[Records]

● ● ● ● ●

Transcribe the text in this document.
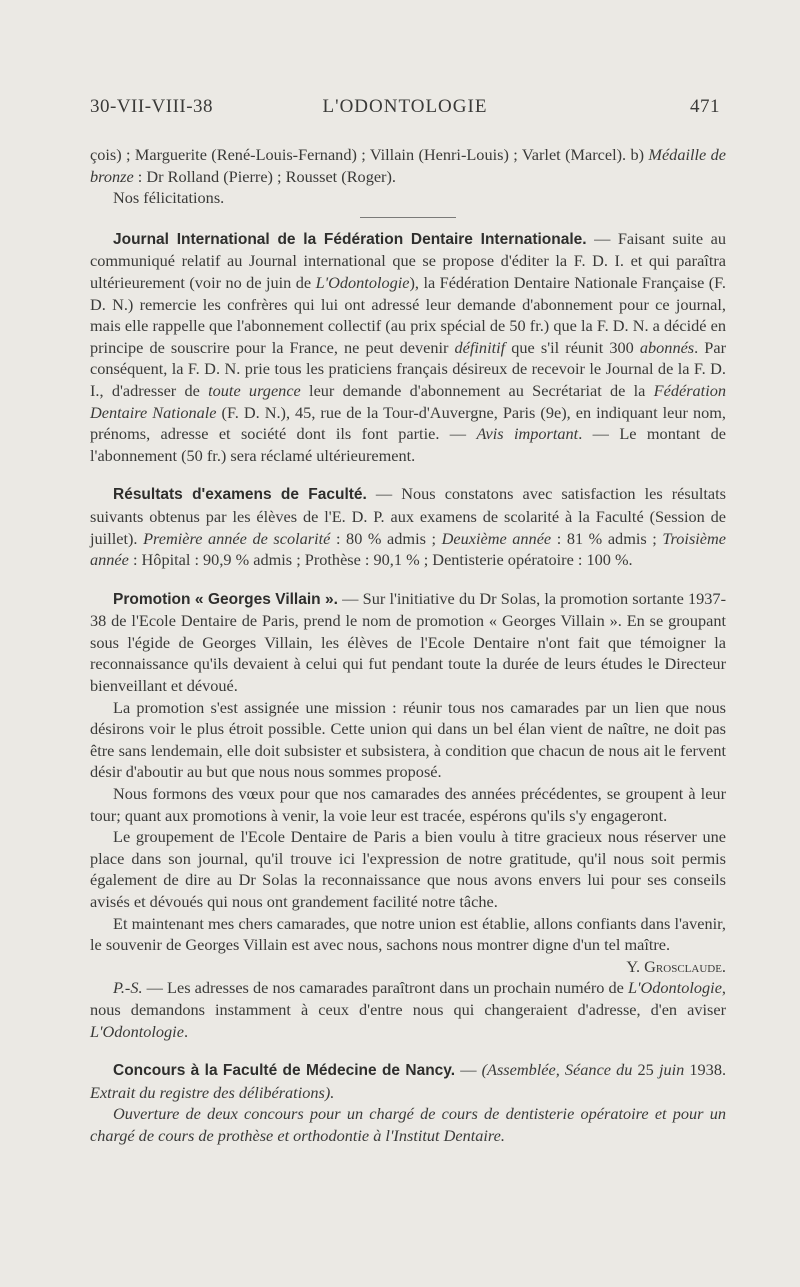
30-VII-VIII-38	L'ODONTOLOGIE	471

çois) ; Marguerite (René-Louis-Fernand) ; Villain (Henri-Louis) ; Varlet (Marcel). b) Médaille de bronze : Dr Rolland (Pierre) ; Rousset (Roger).

Nos félicitations.

Journal International de la Fédération Dentaire Internationale. — Faisant suite au communiqué relatif au Journal international que se propose d'éditer la F. D. I. et qui paraîtra ultérieurement (voir no de juin de L'Odontologie), la Fédération Dentaire Nationale Française (F. D. N.) remercie les confrères qui lui ont adressé leur demande d'abonnement pour ce journal, mais elle rappelle que l'abonnement collectif (au prix spécial de 50 fr.) que la F. D. N. a décidé en principe de souscrire pour la France, ne peut devenir définitif que s'il réunit 300 abonnés. Par conséquent, la F. D. N. prie tous les praticiens français désireux de recevoir le Journal de la F. D. I., d'adresser de toute urgence leur demande d'abonnement au Secrétariat de la Fédération Dentaire Nationale (F. D. N.), 45, rue de la Tour-d'Auvergne, Paris (9e), en indiquant leur nom, prénoms, adresse et société dont ils font partie. — Avis important. — Le montant de l'abonnement (50 fr.) sera réclamé ultérieurement.

Résultats d'examens de Faculté. — Nous constatons avec satisfaction les résultats suivants obtenus par les élèves de l'E. D. P. aux examens de scolarité à la Faculté (Session de juillet). Première année de scolarité : 80 % admis ; Deuxième année : 81 % admis ; Troisième année : Hôpital : 90,9 % admis ; Prothèse : 90,1 % ; Dentisterie opératoire : 100 %.

Promotion « Georges Villain ». — Sur l'initiative du Dr Solas, la promotion sortante 1937-38 de l'Ecole Dentaire de Paris, prend le nom de promotion « Georges Villain ». En se groupant sous l'égide de Georges Villain, les élèves de l'Ecole Dentaire n'ont fait que témoigner la reconnaissance qu'ils devaient à celui qui fut pendant toute la durée de leurs études le Directeur bienveillant et dévoué.

La promotion s'est assignée une mission : réunir tous nos camarades par un lien que nous désirons voir le plus étroit possible. Cette union qui dans un bel élan vient de naître, ne doit pas être sans lendemain, elle doit subsister et subsistera, à condition que chacun de nous ait le fervent désir d'aboutir au but que nous nous sommes proposé.

Nous formons des vœux pour que nos camarades des années précédentes, se groupent à leur tour; quant aux promotions à venir, la voie leur est tracée, espérons qu'ils s'y engageront.

Le groupement de l'Ecole Dentaire de Paris a bien voulu à titre gracieux nous réserver une place dans son journal, qu'il trouve ici l'expression de notre gratitude, qu'il nous soit permis également de dire au Dr Solas la reconnaissance que nous avons envers lui pour ses conseils avisés et dévoués qui nous ont grandement facilité notre tâche.

Et maintenant mes chers camarades, que notre union est établie, allons confiants dans l'avenir, le souvenir de Georges Villain est avec nous, sachons nous montrer digne d'un tel maître.
Y. Grosclaude.

P.-S. — Les adresses de nos camarades paraîtront dans un prochain numéro de L'Odontologie, nous demandons instamment à ceux d'entre nous qui changeraient d'adresse, d'en aviser L'Odontologie.

Concours à la Faculté de Médecine de Nancy. — (Assemblée, Séance du 25 juin 1938. Extrait du registre des délibérations).

Ouverture de deux concours pour un chargé de cours de dentisterie opératoire et pour un chargé de cours de prothèse et orthodontie à l'Institut Dentaire.
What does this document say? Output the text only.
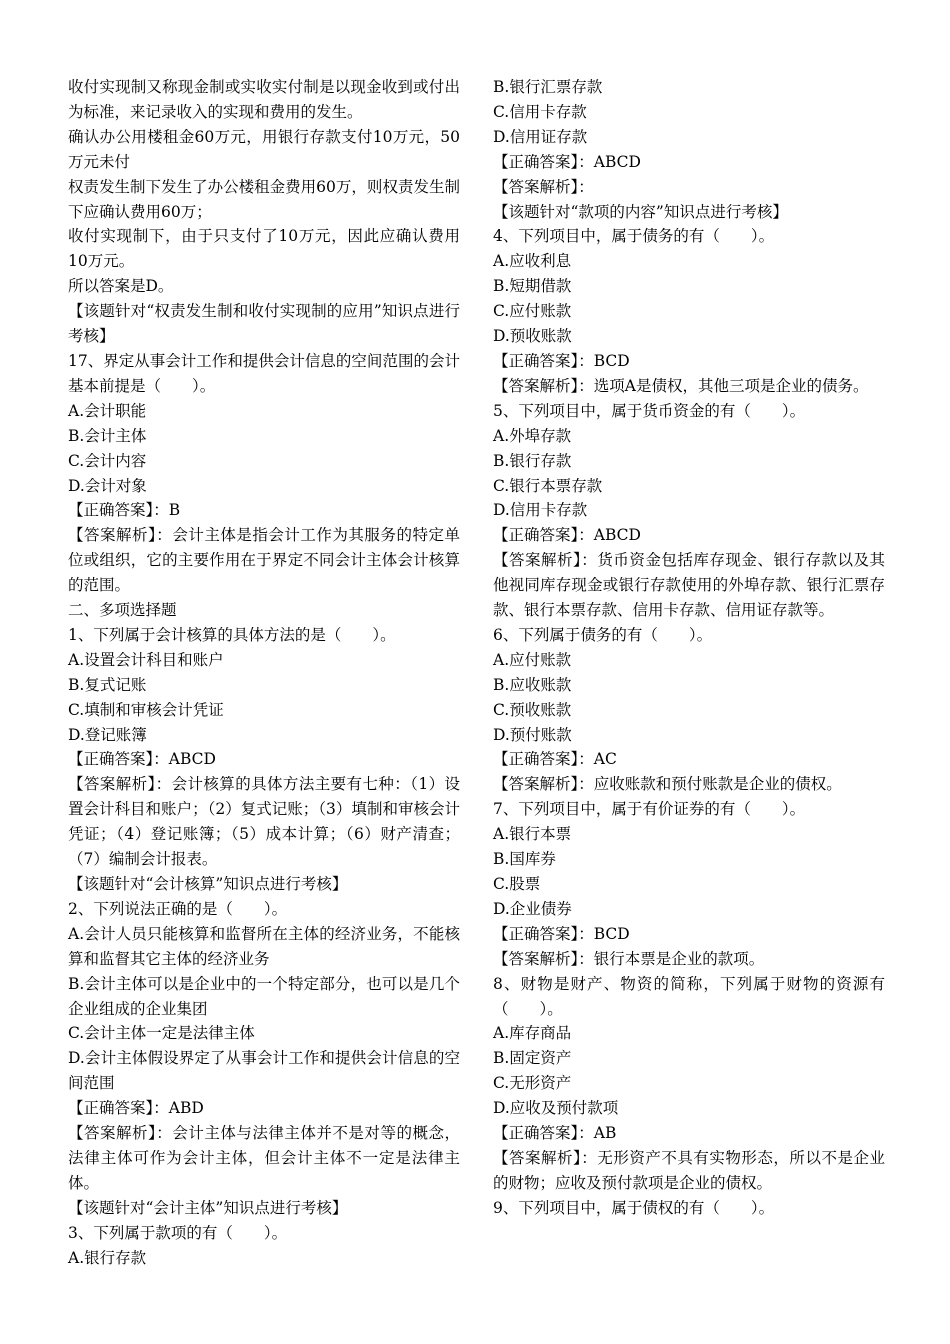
收付实现制又称现金制或实收实付制是以现金收到或付出为标准，来记录收入的实现和费用的发生。

确认办公用楼租金60万元，用银行存款支付10万元，50万元未付

权责发生制下发生了办公楼租金费用60万，则权责发生制下应确认费用60万；

收付实现制下，由于只支付了10万元，因此应确认费用10万元。

所以答案是D。

【该题针对“权责发生制和收付实现制的应用”知识点进行考核】

17、界定从事会计工作和提供会计信息的空间范围的会计基本前提是（　　）。

A.会计职能

B.会计主体

C.会计内容

D.会计对象

【正确答案】：B

【答案解析】：会计主体是指会计工作为其服务的特定单位或组织，它的主要作用在于界定不同会计主体会计核算的范围。

二、多项选择题

1、下列属于会计核算的具体方法的是（　　）。

A.设置会计科目和账户

B.复式记账

C.填制和审核会计凭证

D.登记账簿

【正确答案】：ABCD

【答案解析】：会计核算的具体方法主要有七种：（1）设置会计科目和账户；（2）复式记账；（3）填制和审核会计凭证；（4）登记账簿；（5）成本计算；（6）财产清查；（7）编制会计报表。

【该题针对“会计核算”知识点进行考核】

2、下列说法正确的是（　　）。

A.会计人员只能核算和监督所在主体的经济业务，不能核算和监督其它主体的经济业务

B.会计主体可以是企业中的一个特定部分，也可以是几个企业组成的企业集团

C.会计主体一定是法律主体

D.会计主体假设界定了从事会计工作和提供会计信息的空间范围

【正确答案】：ABD

【答案解析】：会计主体与法律主体并不是对等的概念，法律主体可作为会计主体，但会计主体不一定是法律主体。

【该题针对“会计主体”知识点进行考核】

3、下列属于款项的有（　　）。

A.银行存款

B.银行汇票存款

C.信用卡存款

D.信用证存款

【正确答案】：ABCD

【答案解析】：

【该题针对“款项的内容”知识点进行考核】

4、下列项目中，属于债务的有（　　）。

A.应收利息

B.短期借款

C.应付账款

D.预收账款

【正确答案】：BCD

【答案解析】：选项A是债权，其他三项是企业的债务。

5、下列项目中，属于货币资金的有（　　）。

A.外埠存款

B.银行存款

C.银行本票存款

D.信用卡存款

【正确答案】：ABCD

【答案解析】：货币资金包括库存现金、银行存款以及其他视同库存现金或银行存款使用的外埠存款、银行汇票存款、银行本票存款、信用卡存款、信用证存款等。

6、下列属于债务的有（　　）。

A.应付账款

B.应收账款

C.预收账款

D.预付账款

【正确答案】：AC

【答案解析】：应收账款和预付账款是企业的债权。

7、下列项目中，属于有价证券的有（　　）。

A.银行本票

B.国库券

C.股票

D.企业债券

【正确答案】：BCD

【答案解析】：银行本票是企业的款项。

8、财物是财产、物资的简称，下列属于财物的资源有（　　）。

A.库存商品

B.固定资产

C.无形资产

D.应收及预付款项

【正确答案】：AB

【答案解析】：无形资产不具有实物形态，所以不是企业的财物；应收及预付款项是企业的债权。

9、下列项目中，属于债权的有（　　）。
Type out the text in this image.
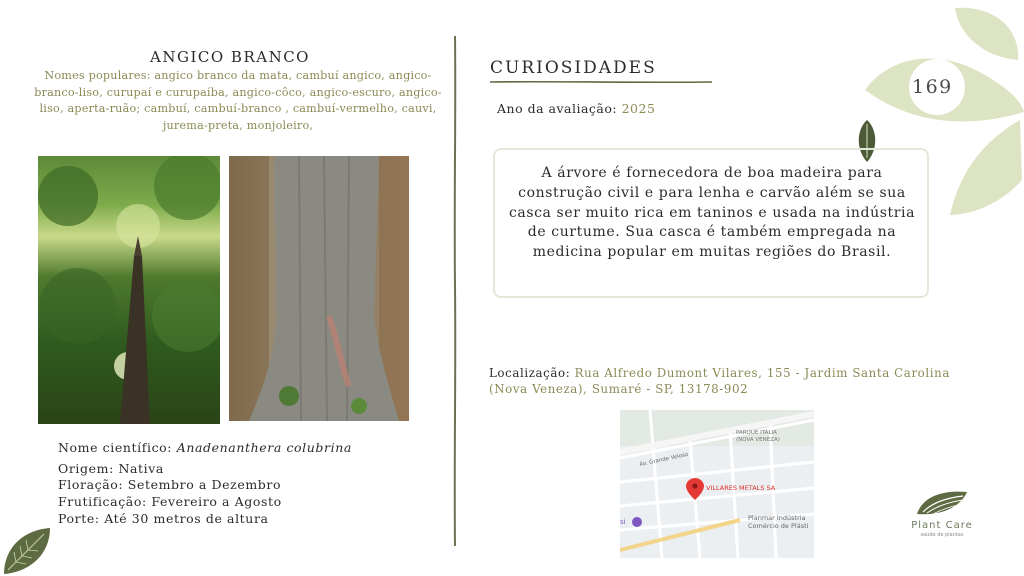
169
ANGICO BRANCO
Nomes populares: angico branco da mata, cambuí angico, angico-branco-liso, curupaí e curupaíba, angico-côco, angico-escuro, angico-liso, aperta-ruão; cambuí, cambuí-branco , cambuí-vermelho, cauvi, jurema-preta, monjoleiro,
Nome científico: Anadenanthera colubrina
Origem: Nativa
Floração: Setembro a Dezembro
Frutificação: Fevereiro a Agosto
Porte: Até 30 metros de altura
CURIOSIDADES
Ano da avaliação: 2025
A árvore é fornecedora de boa madeira para construção civil e para lenha e carvão além se sua casca ser muito rica em taninos e usada na indústria de curtume. Sua casca é também empregada na medicina popular em muitas regiões do Brasil.
Localização: Rua Alfredo Dumont Vilares, 155 - Jardim Santa Carolina (Nova Veneza), Sumaré - SP, 13178-902
Av. Grande Veloso
PARQUE ITÁLIA
(NOVA VENEZA)
VILLARES METALS SA
Planmar Indústria
Comércio de Plásti
si	Plant Care
saúde de plantas
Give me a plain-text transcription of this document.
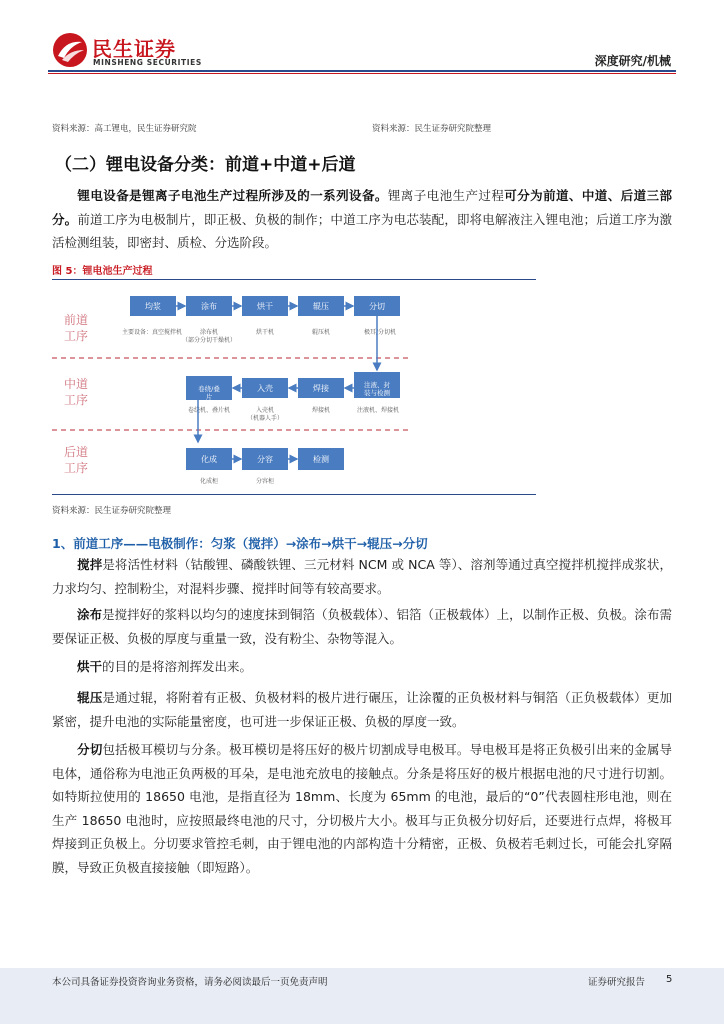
民生证券
MINSHENG SECURITIES	深度研究/机械
资料来源：高工锂电，民生证券研究院	资料来源：民生证券研究院整理
（二）锂电设备分类：前道+中道+后道
锂电设备是锂离子电池生产过程所涉及的一系列设备。锂离子电池生产过程可分为前道、中道、后道三部分。前道工序为电极制片，即正极、负极的制作；中道工序为电芯装配，即将电解液注入锂电池；后道工序为激活检测组装，即密封、质检、分选阶段。
图 5：锂电池生产过程
前道工序
中道工序
后道工序
均浆	涂布	烘干	辊压	分切
主要设备：真空搅拌机	涂布机（部分分切干燥机）
烘干机	辊压机	极耳/分切机
注液、封装与检测
焊接
入壳
卷绕/叠片
注液机、焊接机
焊接机
入壳机（机器人手）
卷绕机、叠片机
化成	分容	检测
化成柜	分容柜
资料来源：民生证券研究院整理
1、前道工序——电极制作：匀浆（搅拌）→涂布→烘干→辊压→分切
搅拌是将活性材料（钴酸锂、磷酸铁锂、三元材料 NCM 或 NCA 等）、溶剂等通过真空搅拌机搅拌成浆状，力求均匀、控制粉尘，对混料步骤、搅拌时间等有较高要求。
涂布是搅拌好的浆料以均匀的速度抹到铜箔（负极载体）、铝箔（正极载体）上，以制作正极、负极。涂布需要保证正极、负极的厚度与重量一致，没有粉尘、杂物等混入。
烘干的目的是将溶剂挥发出来。
辊压是通过辊，将附着有正极、负极材料的极片进行碾压，让涂覆的正负极材料与铜箔（正负极载体）更加紧密，提升电池的实际能量密度，也可进一步保证正极、负极的厚度一致。
分切包括极耳模切与分条。极耳模切是将压好的极片切割成导电极耳。导电极耳是将正负极引出来的金属导电体，通俗称为电池正负两极的耳朵，是电池充放电的接触点。分条是将压好的极片根据电池的尺寸进行切割。如特斯拉使用的 18650 电池，是指直径为 18mm、长度为 65mm 的电池，最后的“0”代表圆柱形电池，则在生产 18650 电池时，应按照最终电池的尺寸，分切极片大小。极耳与正负极分切好后，还要进行点焊，将极耳焊接到正负极上。分切要求管控毛刺，由于锂电池的内部构造十分精密，正极、负极若毛刺过长，可能会扎穿隔膜，导致正负极直接接触（即短路）。
本公司具备证券投资咨询业务资格，请务必阅读最后一页免责声明	证券研究报告 5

● ● ● ● ●

List the lines of the records where "民生证券研究院整理" occurs.

资料来源：高工锂电，民生证券研究院	资料来源：民生证券研究院整理
资料来源：民生证券研究院整理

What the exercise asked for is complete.